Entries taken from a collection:
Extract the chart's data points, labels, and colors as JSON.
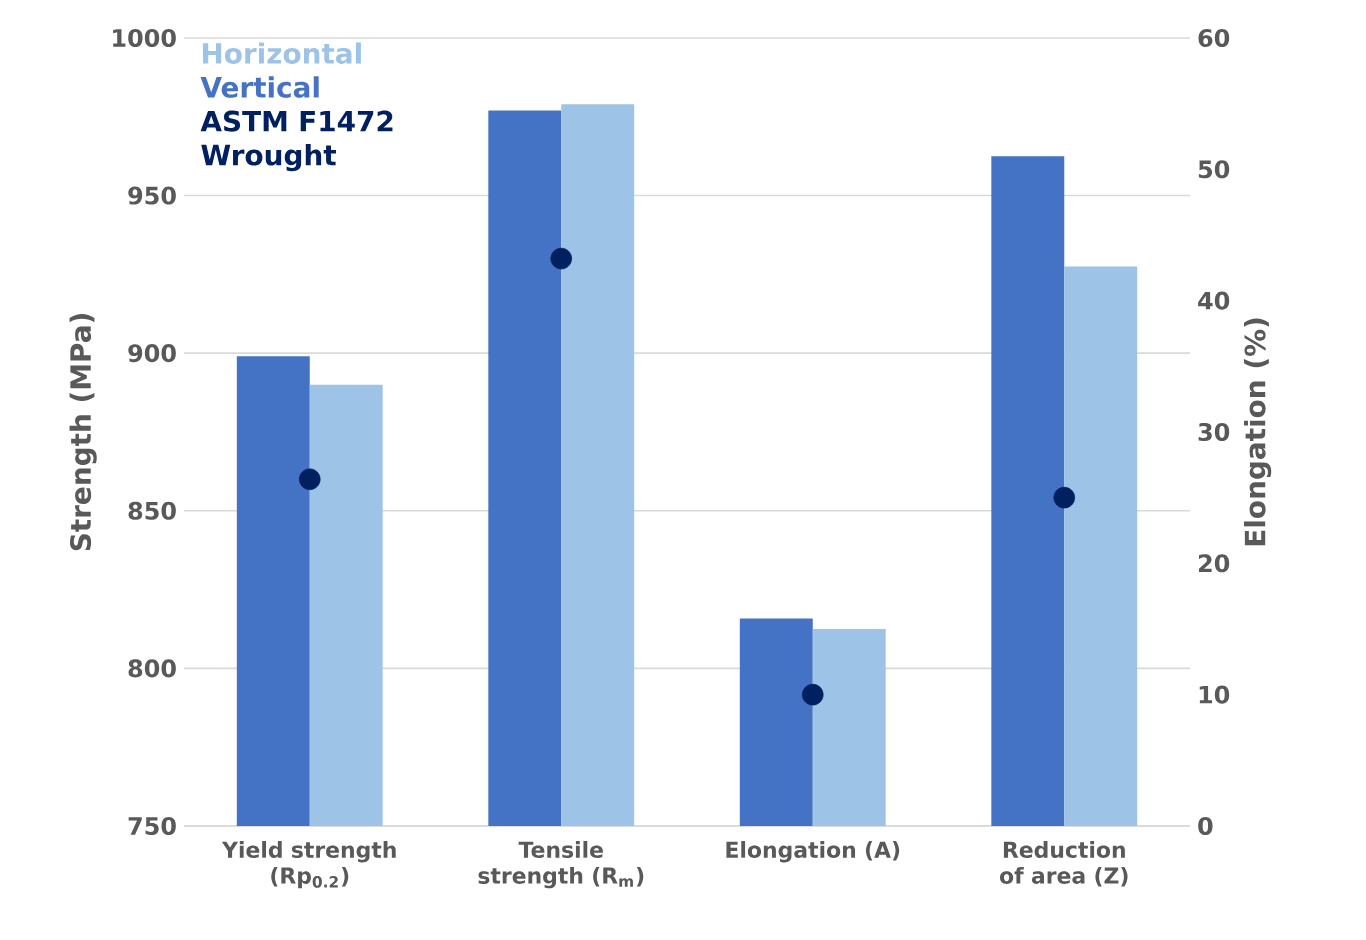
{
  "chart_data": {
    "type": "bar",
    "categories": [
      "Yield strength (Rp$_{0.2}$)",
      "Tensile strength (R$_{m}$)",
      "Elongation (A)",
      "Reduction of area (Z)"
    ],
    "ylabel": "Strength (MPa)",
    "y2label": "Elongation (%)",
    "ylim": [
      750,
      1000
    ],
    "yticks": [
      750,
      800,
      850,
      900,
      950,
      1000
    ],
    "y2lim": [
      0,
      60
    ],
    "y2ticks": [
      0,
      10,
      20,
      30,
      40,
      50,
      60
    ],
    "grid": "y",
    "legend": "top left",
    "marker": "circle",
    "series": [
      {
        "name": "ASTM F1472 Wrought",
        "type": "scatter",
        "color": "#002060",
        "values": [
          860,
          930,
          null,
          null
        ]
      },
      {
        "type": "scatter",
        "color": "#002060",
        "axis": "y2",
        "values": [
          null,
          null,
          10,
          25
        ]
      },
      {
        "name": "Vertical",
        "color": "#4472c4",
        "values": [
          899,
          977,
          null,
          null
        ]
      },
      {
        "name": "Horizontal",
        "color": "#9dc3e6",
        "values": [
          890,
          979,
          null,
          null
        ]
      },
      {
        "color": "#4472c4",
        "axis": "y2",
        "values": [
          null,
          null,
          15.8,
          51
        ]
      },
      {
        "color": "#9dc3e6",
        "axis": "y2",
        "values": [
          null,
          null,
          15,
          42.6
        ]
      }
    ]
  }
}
==
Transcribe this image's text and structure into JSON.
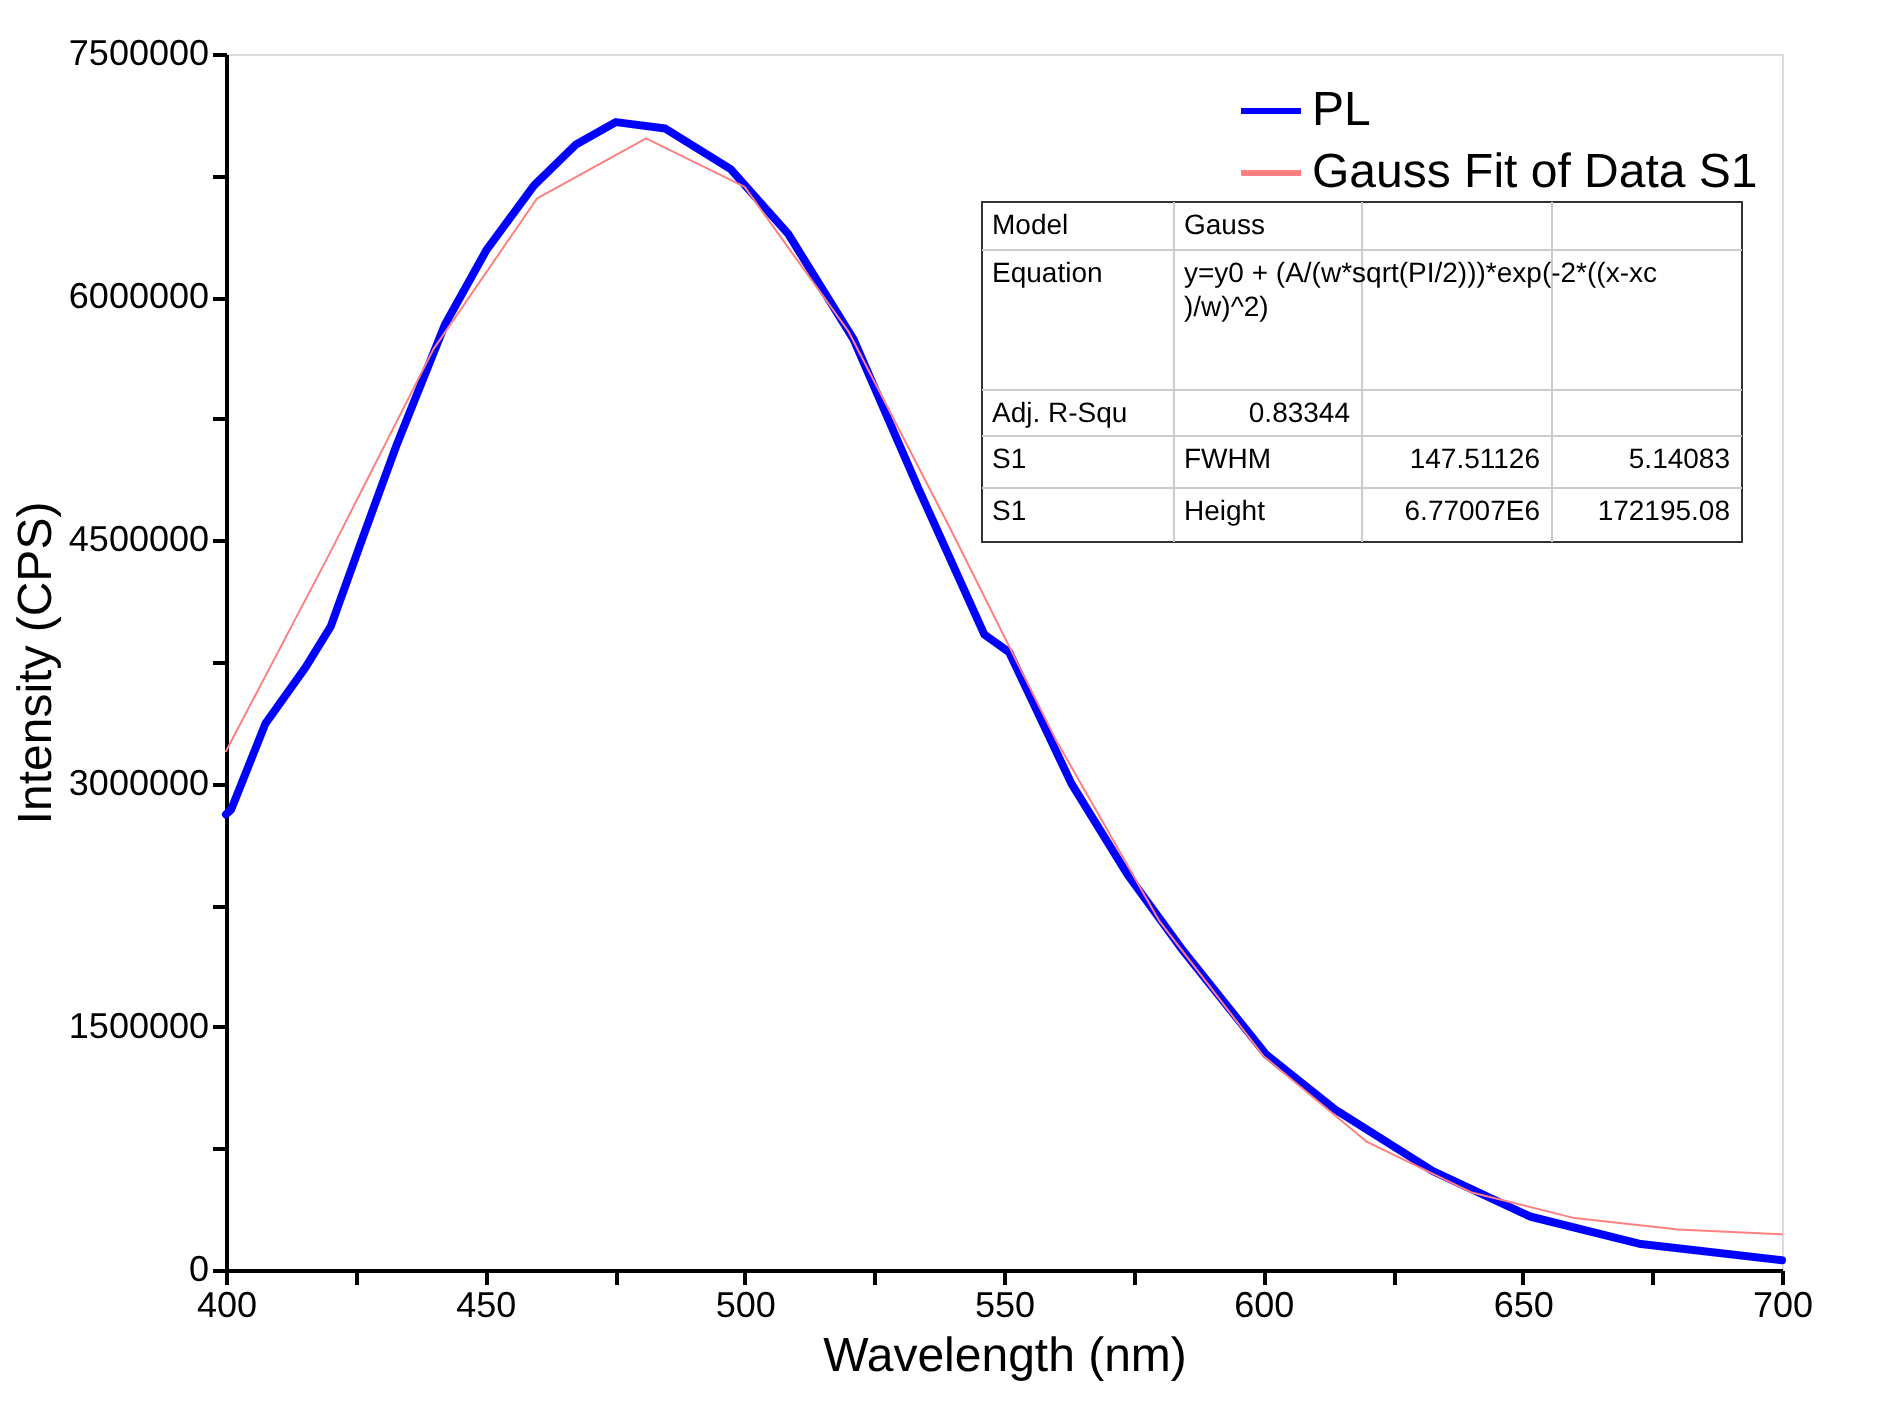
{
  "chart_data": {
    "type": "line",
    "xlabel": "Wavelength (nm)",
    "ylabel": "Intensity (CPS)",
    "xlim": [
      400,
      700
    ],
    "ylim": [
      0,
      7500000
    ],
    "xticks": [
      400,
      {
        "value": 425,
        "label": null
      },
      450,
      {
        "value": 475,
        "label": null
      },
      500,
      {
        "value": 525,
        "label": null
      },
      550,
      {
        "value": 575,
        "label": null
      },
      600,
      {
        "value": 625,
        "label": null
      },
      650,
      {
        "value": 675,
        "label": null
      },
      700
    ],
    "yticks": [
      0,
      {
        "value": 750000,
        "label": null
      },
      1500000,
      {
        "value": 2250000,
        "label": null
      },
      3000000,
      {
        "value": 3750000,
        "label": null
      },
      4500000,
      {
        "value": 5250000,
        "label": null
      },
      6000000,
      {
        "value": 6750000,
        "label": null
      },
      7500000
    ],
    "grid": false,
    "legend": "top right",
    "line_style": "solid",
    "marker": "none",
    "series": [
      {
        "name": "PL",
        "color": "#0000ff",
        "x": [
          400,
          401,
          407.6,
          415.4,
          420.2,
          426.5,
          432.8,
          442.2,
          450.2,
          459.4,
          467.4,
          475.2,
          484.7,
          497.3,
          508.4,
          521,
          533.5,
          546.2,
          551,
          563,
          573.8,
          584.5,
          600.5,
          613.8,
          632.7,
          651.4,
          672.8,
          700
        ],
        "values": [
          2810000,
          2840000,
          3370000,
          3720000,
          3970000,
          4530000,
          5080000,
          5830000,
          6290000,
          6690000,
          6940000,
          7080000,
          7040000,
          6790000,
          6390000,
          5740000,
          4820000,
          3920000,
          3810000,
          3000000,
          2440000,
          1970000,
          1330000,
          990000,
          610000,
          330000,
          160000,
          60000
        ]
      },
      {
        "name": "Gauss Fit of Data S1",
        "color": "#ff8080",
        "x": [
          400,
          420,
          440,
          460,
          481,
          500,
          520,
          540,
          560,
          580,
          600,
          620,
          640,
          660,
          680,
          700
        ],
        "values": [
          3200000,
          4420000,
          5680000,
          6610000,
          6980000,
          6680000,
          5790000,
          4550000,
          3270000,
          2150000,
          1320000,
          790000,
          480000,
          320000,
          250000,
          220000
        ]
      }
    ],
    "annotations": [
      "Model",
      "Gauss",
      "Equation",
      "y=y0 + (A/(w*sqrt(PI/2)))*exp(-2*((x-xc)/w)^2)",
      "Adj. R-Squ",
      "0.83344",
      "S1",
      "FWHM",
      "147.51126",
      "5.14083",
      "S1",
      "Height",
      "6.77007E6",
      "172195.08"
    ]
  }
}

What to do> Determine the number of lines in the listing that hold the word "type", and supply that number and nothing further.

Result for this exercise> 4